| TASK OBJECTIVE |
Transcribe the entries that follow, word for word.

== INPUT FOR THIS TASK

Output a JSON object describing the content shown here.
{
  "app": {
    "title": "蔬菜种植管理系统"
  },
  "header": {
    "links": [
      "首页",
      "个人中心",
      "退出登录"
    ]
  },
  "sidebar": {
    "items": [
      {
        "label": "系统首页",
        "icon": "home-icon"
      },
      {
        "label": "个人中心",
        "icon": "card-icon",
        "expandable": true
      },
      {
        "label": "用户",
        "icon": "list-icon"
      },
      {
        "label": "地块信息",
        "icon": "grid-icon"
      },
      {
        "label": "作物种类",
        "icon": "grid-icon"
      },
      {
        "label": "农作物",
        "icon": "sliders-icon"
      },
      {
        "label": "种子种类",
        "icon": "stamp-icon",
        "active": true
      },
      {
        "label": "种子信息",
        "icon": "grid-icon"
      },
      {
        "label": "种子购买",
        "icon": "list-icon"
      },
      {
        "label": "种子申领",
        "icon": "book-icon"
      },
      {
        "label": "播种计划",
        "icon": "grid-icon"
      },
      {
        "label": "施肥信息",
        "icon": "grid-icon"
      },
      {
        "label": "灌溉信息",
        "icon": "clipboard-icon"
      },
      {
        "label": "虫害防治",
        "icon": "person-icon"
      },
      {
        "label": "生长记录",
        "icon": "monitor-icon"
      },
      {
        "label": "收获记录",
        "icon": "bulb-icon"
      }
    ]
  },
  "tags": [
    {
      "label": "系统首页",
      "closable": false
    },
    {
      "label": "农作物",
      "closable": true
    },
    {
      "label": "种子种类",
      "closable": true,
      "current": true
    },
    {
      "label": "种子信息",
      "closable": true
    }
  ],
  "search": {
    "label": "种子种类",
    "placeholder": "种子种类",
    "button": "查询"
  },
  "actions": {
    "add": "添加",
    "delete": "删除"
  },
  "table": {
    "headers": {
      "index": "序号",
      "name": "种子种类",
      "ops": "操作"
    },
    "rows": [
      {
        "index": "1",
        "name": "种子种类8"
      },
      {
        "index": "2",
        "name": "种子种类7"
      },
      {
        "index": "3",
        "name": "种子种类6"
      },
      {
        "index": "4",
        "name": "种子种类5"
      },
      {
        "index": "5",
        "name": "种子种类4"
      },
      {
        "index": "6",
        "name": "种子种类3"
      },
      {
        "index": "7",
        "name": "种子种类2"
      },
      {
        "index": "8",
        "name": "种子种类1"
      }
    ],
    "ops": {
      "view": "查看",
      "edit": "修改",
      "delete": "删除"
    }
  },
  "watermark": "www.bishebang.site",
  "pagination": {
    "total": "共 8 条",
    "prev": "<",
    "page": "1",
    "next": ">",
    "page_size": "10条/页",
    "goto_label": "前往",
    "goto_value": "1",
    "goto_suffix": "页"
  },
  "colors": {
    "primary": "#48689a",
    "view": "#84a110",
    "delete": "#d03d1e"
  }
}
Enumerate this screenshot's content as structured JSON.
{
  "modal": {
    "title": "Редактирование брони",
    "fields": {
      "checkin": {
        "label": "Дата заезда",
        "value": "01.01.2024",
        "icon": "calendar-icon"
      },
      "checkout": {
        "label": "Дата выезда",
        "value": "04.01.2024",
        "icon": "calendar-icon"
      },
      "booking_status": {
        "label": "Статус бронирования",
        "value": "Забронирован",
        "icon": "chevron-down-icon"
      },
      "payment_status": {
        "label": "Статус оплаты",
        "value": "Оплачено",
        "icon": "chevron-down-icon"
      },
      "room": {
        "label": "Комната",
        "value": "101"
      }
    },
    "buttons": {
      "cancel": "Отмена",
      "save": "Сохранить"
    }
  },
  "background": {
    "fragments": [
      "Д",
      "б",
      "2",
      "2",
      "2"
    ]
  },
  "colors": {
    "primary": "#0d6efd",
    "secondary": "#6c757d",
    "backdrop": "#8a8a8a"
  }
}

====

| EXERCISE OUTPUT |
Output a JSON object describing the content shown here.
{
  "app": {
    "title": "蔬菜种植管理系统"
  },
  "header": {
    "links": [
      "首页",
      "个人中心",
      "退出登录"
    ]
  },
  "sidebar": {
    "items": [
      {
        "label": "系统首页",
        "icon": "home-icon"
      },
      {
        "label": "个人中心",
        "icon": "card-icon",
        "expandable": true
      },
      {
        "label": "用户",
        "icon": "list-icon"
      },
      {
        "label": "地块信息",
        "icon": "grid-icon"
      },
      {
        "label": "作物种类",
        "icon": "grid-icon"
      },
      {
        "label": "农作物",
        "icon": "sliders-icon"
      },
      {
        "label": "种子种类",
        "icon": "stamp-icon",
        "active": true
      },
      {
        "label": "种子信息",
        "icon": "grid-icon"
      },
      {
        "label": "种子购买",
        "icon": "list-icon"
      },
      {
        "label": "种子申领",
        "icon": "book-icon"
      },
      {
        "label": "播种计划",
        "icon": "grid-icon"
      },
      {
        "label": "施肥信息",
        "icon": "grid-icon"
      },
      {
        "label": "灌溉信息",
        "icon": "clipboard-icon"
      },
      {
        "label": "虫害防治",
        "icon": "person-icon"
      },
      {
        "label": "生长记录",
        "icon": "monitor-icon"
      },
      {
        "label": "收获记录",
        "icon": "bulb-icon"
      }
    ]
  },
  "tags": [
    {
      "label": "系统首页",
      "closable": false
    },
    {
      "label": "农作物",
      "closable": true
    },
    {
      "label": "种子种类",
      "closable": true,
      "current": true
    },
    {
      "label": "种子信息",
      "closable": true
    }
  ],
  "search": {
    "label": "种子种类",
    "placeholder": "种子种类",
    "button": "查询"
  },
  "actions": {
    "add": "添加",
    "delete": "删除"
  },
  "table": {
    "headers": {
      "index": "序号",
      "name": "种子种类",
      "ops": "操作"
    },
    "rows": [
      {
        "index": "1",
        "name": "种子种类8"
      },
      {
        "index": "2",
        "name": "种子种类7"
      },
      {
        "index": "3",
        "name": "种子种类6"
      },
      {
        "index": "4",
        "name": "种子种类5"
      },
      {
        "index": "5",
        "name": "种子种类4"
      },
      {
        "index": "6",
        "name": "种子种类3"
      },
      {
        "index": "7",
        "name": "种子种类2"
      },
      {
        "index": "8",
        "name": "种子种类1"
      }
    ],
    "ops": {
      "view": "查看",
      "edit": "修改",
      "delete": "删除"
    }
  },
  "watermark": "www.bishebang.site",
  "pagination": {
    "total": "共 8 条",
    "prev": "<",
    "page": "1",
    "next": ">",
    "page_size": "10条/页",
    "goto_label": "前往",
    "goto_value": "1",
    "goto_suffix": "页"
  },
  "colors": {
    "primary": "#48689a",
    "view": "#84a110",
    "delete": "#d03d1e"
  }
}
Enumerate this screenshot's content as structured JSON.
{
  "modal": {
    "title": "Редактирование брони",
    "fields": {
      "checkin": {
        "label": "Дата заезда",
        "value": "01.01.2024",
        "icon": "calendar-icon"
      },
      "checkout": {
        "label": "Дата выезда",
        "value": "04.01.2024",
        "icon": "calendar-icon"
      },
      "booking_status": {
        "label": "Статус бронирования",
        "value": "Забронирован",
        "icon": "chevron-down-icon"
      },
      "payment_status": {
        "label": "Статус оплаты",
        "value": "Оплачено",
        "icon": "chevron-down-icon"
      },
      "room": {
        "label": "Комната",
        "value": "101"
      }
    },
    "buttons": {
      "cancel": "Отмена",
      "save": "Сохранить"
    }
  },
  "background": {
    "fragments": [
      "Д",
      "б",
      "2",
      "2",
      "2"
    ]
  },
  "colors": {
    "primary": "#0d6efd",
    "secondary": "#6c757d",
    "backdrop": "#8a8a8a"
  }
}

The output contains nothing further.